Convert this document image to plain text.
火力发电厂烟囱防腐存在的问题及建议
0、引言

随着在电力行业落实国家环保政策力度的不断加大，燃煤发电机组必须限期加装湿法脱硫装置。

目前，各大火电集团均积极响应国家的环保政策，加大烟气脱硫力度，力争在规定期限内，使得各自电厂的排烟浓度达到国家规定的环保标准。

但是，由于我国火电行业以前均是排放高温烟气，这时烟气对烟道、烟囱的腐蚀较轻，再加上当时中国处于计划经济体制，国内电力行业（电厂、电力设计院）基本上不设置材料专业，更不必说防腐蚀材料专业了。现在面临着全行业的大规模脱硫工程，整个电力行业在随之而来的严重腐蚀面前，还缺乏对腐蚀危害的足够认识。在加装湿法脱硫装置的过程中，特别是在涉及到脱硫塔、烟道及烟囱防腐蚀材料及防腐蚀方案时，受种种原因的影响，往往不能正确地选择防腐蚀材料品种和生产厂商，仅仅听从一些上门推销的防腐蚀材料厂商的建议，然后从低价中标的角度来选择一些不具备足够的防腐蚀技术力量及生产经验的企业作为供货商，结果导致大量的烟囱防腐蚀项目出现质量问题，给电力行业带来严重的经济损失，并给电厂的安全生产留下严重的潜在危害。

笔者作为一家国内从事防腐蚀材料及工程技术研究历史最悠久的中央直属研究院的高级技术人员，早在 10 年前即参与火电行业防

======

## Exercise
Produce an exact copy of every entry above.

## Exercise result
Convert this document image to plain text.
火力发电厂烟囱防腐存在的问题及建议
0、引言

随着在电力行业落实国家环保政策力度的不断加大，燃煤发电机组必须限期加装湿法脱硫装置。

目前，各大火电集团均积极响应国家的环保政策，加大烟气脱硫力度，力争在规定期限内，使得各自电厂的排烟浓度达到国家规定的环保标准。

但是，由于我国火电行业以前均是排放高温烟气，这时烟气对烟道、烟囱的腐蚀较轻，再加上当时中国处于计划经济体制，国内电力行业（电厂、电力设计院）基本上不设置材料专业，更不必说防腐蚀材料专业了。现在面临着全行业的大规模脱硫工程，整个电力行业在随之而来的严重腐蚀面前，还缺乏对腐蚀危害的足够认识。在加装湿法脱硫装置的过程中，特别是在涉及到脱硫塔、烟道及烟囱防腐蚀材料及防腐蚀方案时，受种种原因的影响，往往不能正确地选择防腐蚀材料品种和生产厂商，仅仅听从一些上门推销的防腐蚀材料厂商的建议，然后从低价中标的角度来选择一些不具备足够的防腐蚀技术力量及生产经验的企业作为供货商，结果导致大量的烟囱防腐蚀项目出现质量问题，给电力行业带来严重的经济损失，并给电厂的安全生产留下严重的潜在危害。

笔者作为一家国内从事防腐蚀材料及工程技术研究历史最悠久的中央直属研究院的高级技术人员，早在 10 年前即参与火电行业防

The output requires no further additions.